Given problem: Retype the data that follows line by line, exactly, and leave its pictures out.

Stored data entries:

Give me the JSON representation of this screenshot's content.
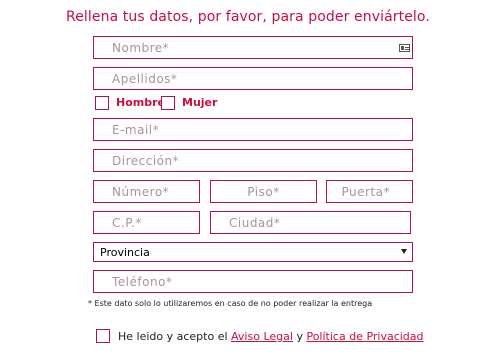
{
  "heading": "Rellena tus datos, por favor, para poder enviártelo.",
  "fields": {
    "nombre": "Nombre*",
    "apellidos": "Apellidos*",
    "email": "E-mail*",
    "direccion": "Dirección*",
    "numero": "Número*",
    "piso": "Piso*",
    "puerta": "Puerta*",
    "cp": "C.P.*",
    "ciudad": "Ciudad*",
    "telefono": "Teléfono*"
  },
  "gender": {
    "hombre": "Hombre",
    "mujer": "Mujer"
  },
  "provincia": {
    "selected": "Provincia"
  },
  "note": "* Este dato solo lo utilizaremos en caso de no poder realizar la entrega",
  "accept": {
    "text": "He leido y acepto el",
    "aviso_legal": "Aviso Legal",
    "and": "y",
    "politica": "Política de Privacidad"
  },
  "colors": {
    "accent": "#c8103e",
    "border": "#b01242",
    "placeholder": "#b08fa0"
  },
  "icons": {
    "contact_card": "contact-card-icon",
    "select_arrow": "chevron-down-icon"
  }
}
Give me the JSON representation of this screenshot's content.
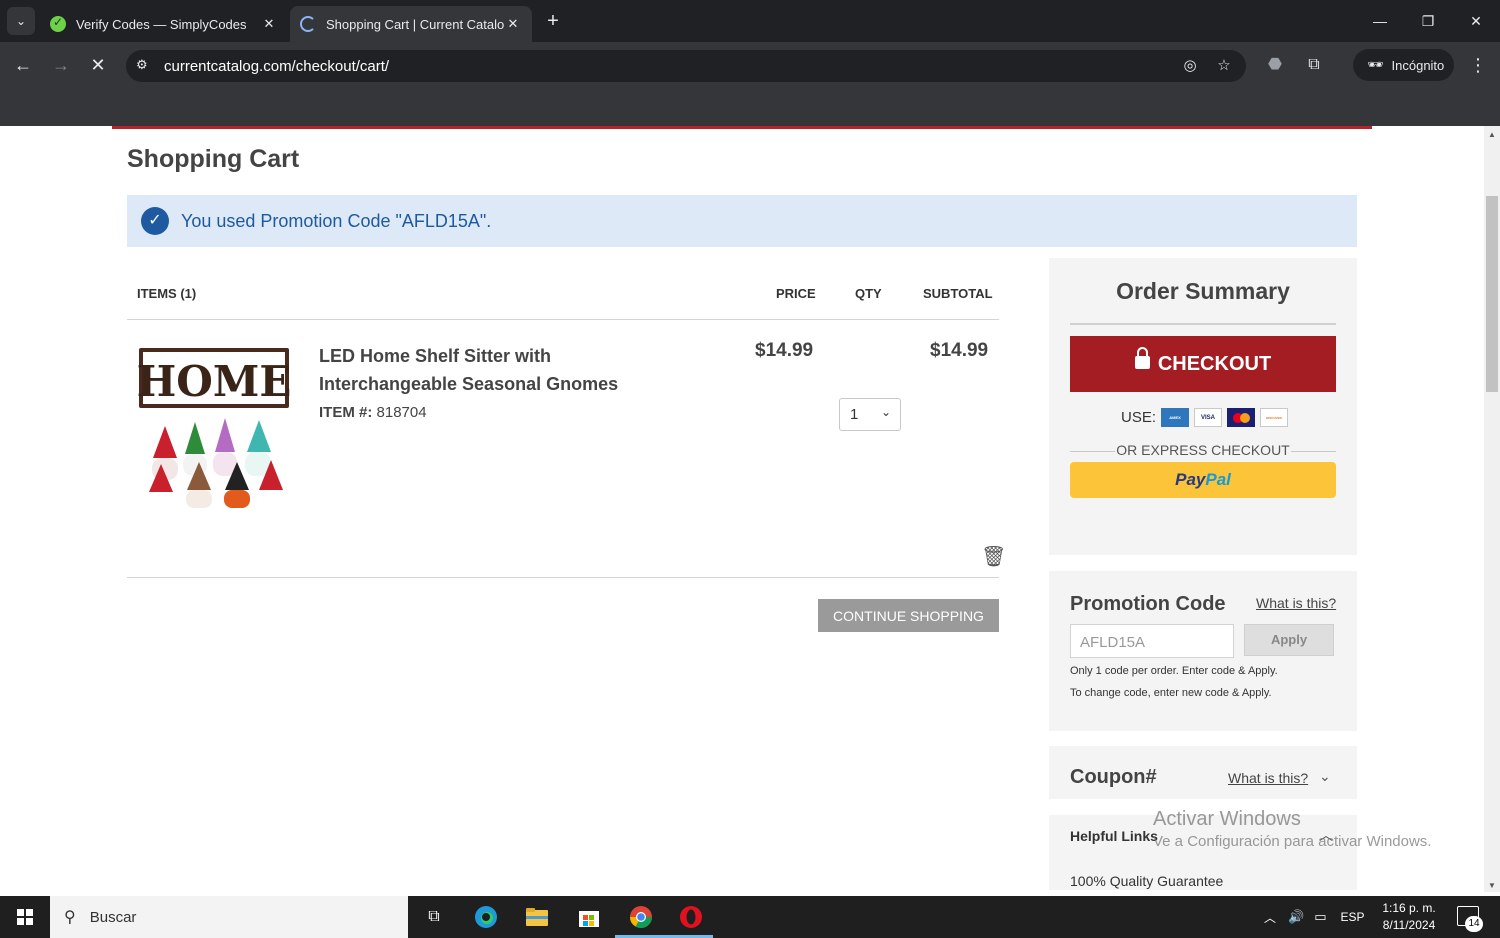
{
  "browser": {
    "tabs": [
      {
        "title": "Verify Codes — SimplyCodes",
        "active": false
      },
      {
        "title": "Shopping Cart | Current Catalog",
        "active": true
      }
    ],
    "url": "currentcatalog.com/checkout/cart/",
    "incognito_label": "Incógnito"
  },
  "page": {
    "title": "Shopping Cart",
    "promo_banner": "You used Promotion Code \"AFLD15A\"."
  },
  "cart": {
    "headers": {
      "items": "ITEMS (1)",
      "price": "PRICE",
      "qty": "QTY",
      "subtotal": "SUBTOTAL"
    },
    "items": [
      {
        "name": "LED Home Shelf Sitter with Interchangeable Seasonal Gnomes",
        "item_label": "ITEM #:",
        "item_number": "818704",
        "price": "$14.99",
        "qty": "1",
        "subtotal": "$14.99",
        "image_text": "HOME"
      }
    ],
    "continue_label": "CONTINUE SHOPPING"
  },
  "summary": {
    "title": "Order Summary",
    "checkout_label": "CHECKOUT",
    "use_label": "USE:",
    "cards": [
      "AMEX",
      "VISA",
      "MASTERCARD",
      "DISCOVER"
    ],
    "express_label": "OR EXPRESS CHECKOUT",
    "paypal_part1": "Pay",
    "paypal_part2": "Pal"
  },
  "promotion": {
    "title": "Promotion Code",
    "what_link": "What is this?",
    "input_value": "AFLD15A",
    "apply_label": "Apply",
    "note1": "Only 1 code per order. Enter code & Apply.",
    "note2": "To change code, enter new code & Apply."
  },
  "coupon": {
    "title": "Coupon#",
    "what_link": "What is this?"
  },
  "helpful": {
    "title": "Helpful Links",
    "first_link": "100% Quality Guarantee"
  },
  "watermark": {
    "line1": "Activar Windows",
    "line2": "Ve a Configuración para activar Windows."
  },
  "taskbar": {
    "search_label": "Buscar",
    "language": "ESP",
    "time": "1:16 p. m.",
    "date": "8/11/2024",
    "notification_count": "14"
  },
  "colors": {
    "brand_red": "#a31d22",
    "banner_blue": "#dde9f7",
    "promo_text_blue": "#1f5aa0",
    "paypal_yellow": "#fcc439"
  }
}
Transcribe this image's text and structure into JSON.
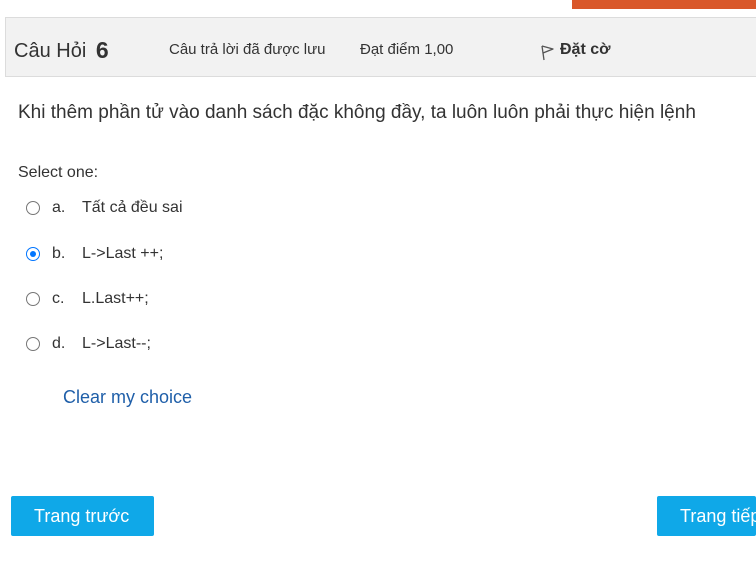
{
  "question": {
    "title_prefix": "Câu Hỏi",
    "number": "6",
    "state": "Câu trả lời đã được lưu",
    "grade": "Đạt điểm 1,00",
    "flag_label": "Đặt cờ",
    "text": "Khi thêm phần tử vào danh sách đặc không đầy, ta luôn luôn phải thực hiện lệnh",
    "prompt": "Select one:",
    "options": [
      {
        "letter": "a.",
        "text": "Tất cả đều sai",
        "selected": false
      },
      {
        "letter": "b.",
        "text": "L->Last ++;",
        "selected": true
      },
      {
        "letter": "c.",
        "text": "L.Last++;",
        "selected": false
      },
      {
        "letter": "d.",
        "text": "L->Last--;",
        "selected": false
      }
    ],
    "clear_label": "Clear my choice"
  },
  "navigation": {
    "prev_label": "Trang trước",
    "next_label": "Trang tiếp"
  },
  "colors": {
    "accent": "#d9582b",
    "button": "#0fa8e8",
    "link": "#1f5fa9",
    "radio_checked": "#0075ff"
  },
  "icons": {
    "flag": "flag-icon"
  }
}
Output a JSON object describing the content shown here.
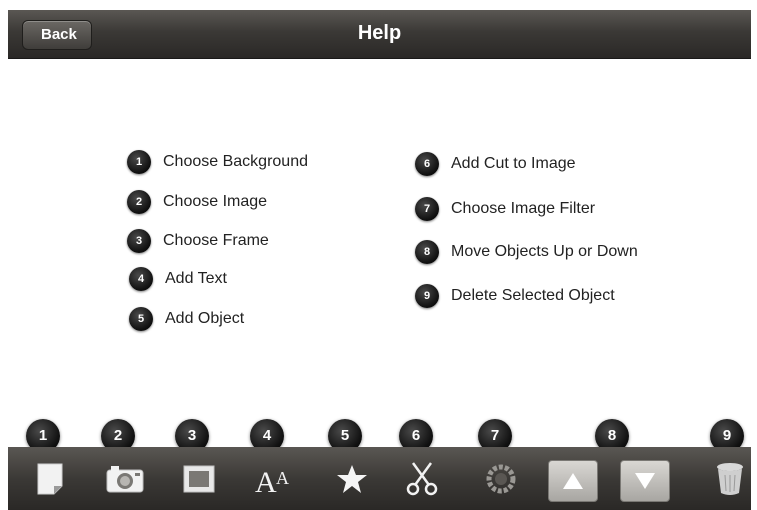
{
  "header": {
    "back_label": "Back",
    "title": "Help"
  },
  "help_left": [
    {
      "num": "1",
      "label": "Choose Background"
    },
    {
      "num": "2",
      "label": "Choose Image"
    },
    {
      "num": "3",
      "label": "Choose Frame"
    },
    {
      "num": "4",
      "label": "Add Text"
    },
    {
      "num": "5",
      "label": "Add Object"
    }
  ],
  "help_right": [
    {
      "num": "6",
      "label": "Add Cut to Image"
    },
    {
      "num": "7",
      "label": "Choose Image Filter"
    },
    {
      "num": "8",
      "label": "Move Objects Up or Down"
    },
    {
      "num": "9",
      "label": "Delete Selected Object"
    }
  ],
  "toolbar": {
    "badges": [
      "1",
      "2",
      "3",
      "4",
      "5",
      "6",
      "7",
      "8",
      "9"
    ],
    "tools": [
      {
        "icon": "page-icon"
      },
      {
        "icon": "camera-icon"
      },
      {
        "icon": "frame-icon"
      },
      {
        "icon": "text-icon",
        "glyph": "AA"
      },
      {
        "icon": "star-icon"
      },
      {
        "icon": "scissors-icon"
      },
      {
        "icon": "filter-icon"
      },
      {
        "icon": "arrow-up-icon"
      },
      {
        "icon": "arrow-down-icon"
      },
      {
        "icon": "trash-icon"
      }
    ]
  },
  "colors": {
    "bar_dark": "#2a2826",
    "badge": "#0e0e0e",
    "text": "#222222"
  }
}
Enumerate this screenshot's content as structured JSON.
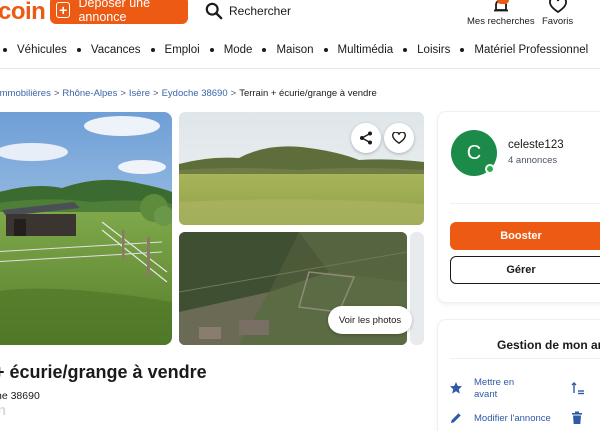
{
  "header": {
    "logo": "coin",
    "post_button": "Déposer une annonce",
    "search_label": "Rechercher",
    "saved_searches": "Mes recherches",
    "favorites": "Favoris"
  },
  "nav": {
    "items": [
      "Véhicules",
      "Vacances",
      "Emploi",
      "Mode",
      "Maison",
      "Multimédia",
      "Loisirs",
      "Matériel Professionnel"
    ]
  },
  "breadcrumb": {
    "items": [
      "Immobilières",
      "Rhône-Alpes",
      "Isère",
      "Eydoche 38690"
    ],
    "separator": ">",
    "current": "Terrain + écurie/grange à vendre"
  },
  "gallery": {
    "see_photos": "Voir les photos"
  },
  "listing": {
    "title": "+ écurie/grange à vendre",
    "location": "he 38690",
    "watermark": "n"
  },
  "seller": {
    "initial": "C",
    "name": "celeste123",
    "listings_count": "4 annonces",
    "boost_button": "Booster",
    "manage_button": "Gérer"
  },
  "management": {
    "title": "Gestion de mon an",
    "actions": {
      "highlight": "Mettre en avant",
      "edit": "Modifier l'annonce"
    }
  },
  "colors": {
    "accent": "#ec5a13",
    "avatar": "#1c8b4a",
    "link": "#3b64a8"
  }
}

Solution:
Give me the JSON representation of this screenshot's content.
{
  "heading": "Rellena tus datos, por favor, para poder enviártelo.",
  "fields": {
    "nombre": "Nombre*",
    "apellidos": "Apellidos*",
    "email": "E-mail*",
    "direccion": "Dirección*",
    "numero": "Número*",
    "piso": "Piso*",
    "puerta": "Puerta*",
    "cp": "C.P.*",
    "ciudad": "Ciudad*",
    "telefono": "Teléfono*"
  },
  "gender": {
    "hombre": "Hombre",
    "mujer": "Mujer"
  },
  "provincia": {
    "selected": "Provincia"
  },
  "note": "* Este dato solo lo utilizaremos en caso de no poder realizar la entrega",
  "accept": {
    "text": "He leido y acepto el",
    "aviso_legal": "Aviso Legal",
    "and": "y",
    "politica": "Política de Privacidad"
  },
  "colors": {
    "accent": "#c8103e",
    "border": "#b01242",
    "placeholder": "#b08fa0"
  },
  "icons": {
    "contact_card": "contact-card-icon",
    "select_arrow": "chevron-down-icon"
  }
}
Give me the JSON representation of this screenshot's content.
{
  "browser": {
    "tabs": [
      {
        "title": "Verify Codes — SimplyCodes",
        "active": false
      },
      {
        "title": "Shopping Cart | Current Catalog",
        "active": true
      }
    ],
    "url": "currentcatalog.com/checkout/cart/",
    "incognito_label": "Incógnito"
  },
  "page": {
    "title": "Shopping Cart",
    "promo_banner": "You used Promotion Code \"AFLD15A\"."
  },
  "cart": {
    "headers": {
      "items": "ITEMS (1)",
      "price": "PRICE",
      "qty": "QTY",
      "subtotal": "SUBTOTAL"
    },
    "items": [
      {
        "name": "LED Home Shelf Sitter with Interchangeable Seasonal Gnomes",
        "item_label": "ITEM #:",
        "item_number": "818704",
        "price": "$14.99",
        "qty": "1",
        "subtotal": "$14.99",
        "image_text": "HOME"
      }
    ],
    "continue_label": "CONTINUE SHOPPING"
  },
  "summary": {
    "title": "Order Summary",
    "checkout_label": "CHECKOUT",
    "use_label": "USE:",
    "cards": [
      "AMEX",
      "VISA",
      "MASTERCARD",
      "DISCOVER"
    ],
    "express_label": "OR EXPRESS CHECKOUT",
    "paypal_part1": "Pay",
    "paypal_part2": "Pal"
  },
  "promotion": {
    "title": "Promotion Code",
    "what_link": "What is this?",
    "input_value": "AFLD15A",
    "apply_label": "Apply",
    "note1": "Only 1 code per order. Enter code & Apply.",
    "note2": "To change code, enter new code & Apply."
  },
  "coupon": {
    "title": "Coupon#",
    "what_link": "What is this?"
  },
  "helpful": {
    "title": "Helpful Links",
    "first_link": "100% Quality Guarantee"
  },
  "watermark": {
    "line1": "Activar Windows",
    "line2": "Ve a Configuración para activar Windows."
  },
  "taskbar": {
    "search_label": "Buscar",
    "language": "ESP",
    "time": "1:16 p. m.",
    "date": "8/11/2024",
    "notification_count": "14"
  },
  "colors": {
    "brand_red": "#a31d22",
    "banner_blue": "#dde9f7",
    "promo_text_blue": "#1f5aa0",
    "paypal_yellow": "#fcc439"
  }
}
Transcribe this image's text and structure into JSON.
{
  "question": {
    "title_prefix": "Câu Hỏi",
    "number": "6",
    "state": "Câu trả lời đã được lưu",
    "grade": "Đạt điểm 1,00",
    "flag_label": "Đặt cờ",
    "text": "Khi thêm phần tử vào danh sách đặc không đầy, ta luôn luôn phải thực hiện lệnh",
    "prompt": "Select one:",
    "options": [
      {
        "letter": "a.",
        "text": "Tất cả đều sai",
        "selected": false
      },
      {
        "letter": "b.",
        "text": "L->Last ++;",
        "selected": true
      },
      {
        "letter": "c.",
        "text": "L.Last++;",
        "selected": false
      },
      {
        "letter": "d.",
        "text": "L->Last--;",
        "selected": false
      }
    ],
    "clear_label": "Clear my choice"
  },
  "navigation": {
    "prev_label": "Trang trước",
    "next_label": "Trang tiếp"
  },
  "colors": {
    "accent": "#d9582b",
    "button": "#0fa8e8",
    "link": "#1f5fa9",
    "radio_checked": "#0075ff"
  },
  "icons": {
    "flag": "flag-icon"
  }
}
Output a JSON object describing the content shown here.
{
  "header": {
    "back_label": "Back",
    "title": "Help"
  },
  "help_left": [
    {
      "num": "1",
      "label": "Choose Background"
    },
    {
      "num": "2",
      "label": "Choose Image"
    },
    {
      "num": "3",
      "label": "Choose Frame"
    },
    {
      "num": "4",
      "label": "Add Text"
    },
    {
      "num": "5",
      "label": "Add Object"
    }
  ],
  "help_right": [
    {
      "num": "6",
      "label": "Add Cut to Image"
    },
    {
      "num": "7",
      "label": "Choose Image Filter"
    },
    {
      "num": "8",
      "label": "Move Objects Up or Down"
    },
    {
      "num": "9",
      "label": "Delete Selected Object"
    }
  ],
  "toolbar": {
    "badges": [
      "1",
      "2",
      "3",
      "4",
      "5",
      "6",
      "7",
      "8",
      "9"
    ],
    "tools": [
      {
        "icon": "page-icon"
      },
      {
        "icon": "camera-icon"
      },
      {
        "icon": "frame-icon"
      },
      {
        "icon": "text-icon",
        "glyph": "AA"
      },
      {
        "icon": "star-icon"
      },
      {
        "icon": "scissors-icon"
      },
      {
        "icon": "filter-icon"
      },
      {
        "icon": "arrow-up-icon"
      },
      {
        "icon": "arrow-down-icon"
      },
      {
        "icon": "trash-icon"
      }
    ]
  },
  "colors": {
    "bar_dark": "#2a2826",
    "badge": "#0e0e0e",
    "text": "#222222"
  }
}
Enumerate this screenshot's content as structured JSON.
{
  "header": {
    "logo": "coin",
    "post_button": "Déposer une annonce",
    "search_label": "Rechercher",
    "saved_searches": "Mes recherches",
    "favorites": "Favoris"
  },
  "nav": {
    "items": [
      "Véhicules",
      "Vacances",
      "Emploi",
      "Mode",
      "Maison",
      "Multimédia",
      "Loisirs",
      "Matériel Professionnel"
    ]
  },
  "breadcrumb": {
    "items": [
      "Immobilières",
      "Rhône-Alpes",
      "Isère",
      "Eydoche 38690"
    ],
    "separator": ">",
    "current": "Terrain + écurie/grange à vendre"
  },
  "gallery": {
    "see_photos": "Voir les photos"
  },
  "listing": {
    "title": "+ écurie/grange à vendre",
    "location": "he 38690",
    "watermark": "n"
  },
  "seller": {
    "initial": "C",
    "name": "celeste123",
    "listings_count": "4 annonces",
    "boost_button": "Booster",
    "manage_button": "Gérer"
  },
  "management": {
    "title": "Gestion de mon an",
    "actions": {
      "highlight": "Mettre en avant",
      "edit": "Modifier l'annonce"
    }
  },
  "colors": {
    "accent": "#ec5a13",
    "avatar": "#1c8b4a",
    "link": "#3b64a8"
  }
}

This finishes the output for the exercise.